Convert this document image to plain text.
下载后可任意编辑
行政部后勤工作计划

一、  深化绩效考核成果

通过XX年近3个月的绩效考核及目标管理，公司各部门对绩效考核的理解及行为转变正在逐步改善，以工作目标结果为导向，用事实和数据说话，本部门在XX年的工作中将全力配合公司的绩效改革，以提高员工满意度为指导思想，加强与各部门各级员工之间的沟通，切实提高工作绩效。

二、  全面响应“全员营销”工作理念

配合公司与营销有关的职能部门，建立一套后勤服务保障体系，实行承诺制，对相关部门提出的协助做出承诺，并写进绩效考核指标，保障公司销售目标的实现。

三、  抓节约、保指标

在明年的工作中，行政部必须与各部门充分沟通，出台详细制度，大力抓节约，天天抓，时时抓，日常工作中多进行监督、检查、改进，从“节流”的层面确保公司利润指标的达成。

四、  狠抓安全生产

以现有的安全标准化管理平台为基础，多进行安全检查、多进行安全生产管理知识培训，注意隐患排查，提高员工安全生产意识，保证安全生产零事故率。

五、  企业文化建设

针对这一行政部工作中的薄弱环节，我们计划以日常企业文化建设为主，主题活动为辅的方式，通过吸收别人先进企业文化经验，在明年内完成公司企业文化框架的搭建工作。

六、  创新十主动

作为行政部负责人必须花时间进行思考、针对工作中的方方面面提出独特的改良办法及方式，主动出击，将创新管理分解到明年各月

★ ★ ★ ★ ★

> [Required task] Set down the material above again, word for word.

> [Task answer]
Convert this document image to plain text.
下载后可任意编辑
行政部后勤工作计划

一、  深化绩效考核成果

通过XX年近3个月的绩效考核及目标管理，公司各部门对绩效考核的理解及行为转变正在逐步改善，以工作目标结果为导向，用事实和数据说话，本部门在XX年的工作中将全力配合公司的绩效改革，以提高员工满意度为指导思想，加强与各部门各级员工之间的沟通，切实提高工作绩效。

二、  全面响应“全员营销”工作理念

配合公司与营销有关的职能部门，建立一套后勤服务保障体系，实行承诺制，对相关部门提出的协助做出承诺，并写进绩效考核指标，保障公司销售目标的实现。

三、  抓节约、保指标

在明年的工作中，行政部必须与各部门充分沟通，出台详细制度，大力抓节约，天天抓，时时抓，日常工作中多进行监督、检查、改进，从“节流”的层面确保公司利润指标的达成。

四、  狠抓安全生产

以现有的安全标准化管理平台为基础，多进行安全检查、多进行安全生产管理知识培训，注意隐患排查，提高员工安全生产意识，保证安全生产零事故率。

五、  企业文化建设

针对这一行政部工作中的薄弱环节，我们计划以日常企业文化建设为主，主题活动为辅的方式，通过吸收别人先进企业文化经验，在明年内完成公司企业文化框架的搭建工作。

六、  创新十主动

作为行政部负责人必须花时间进行思考、针对工作中的方方面面提出独特的改良办法及方式，主动出击，将创新管理分解到明年各月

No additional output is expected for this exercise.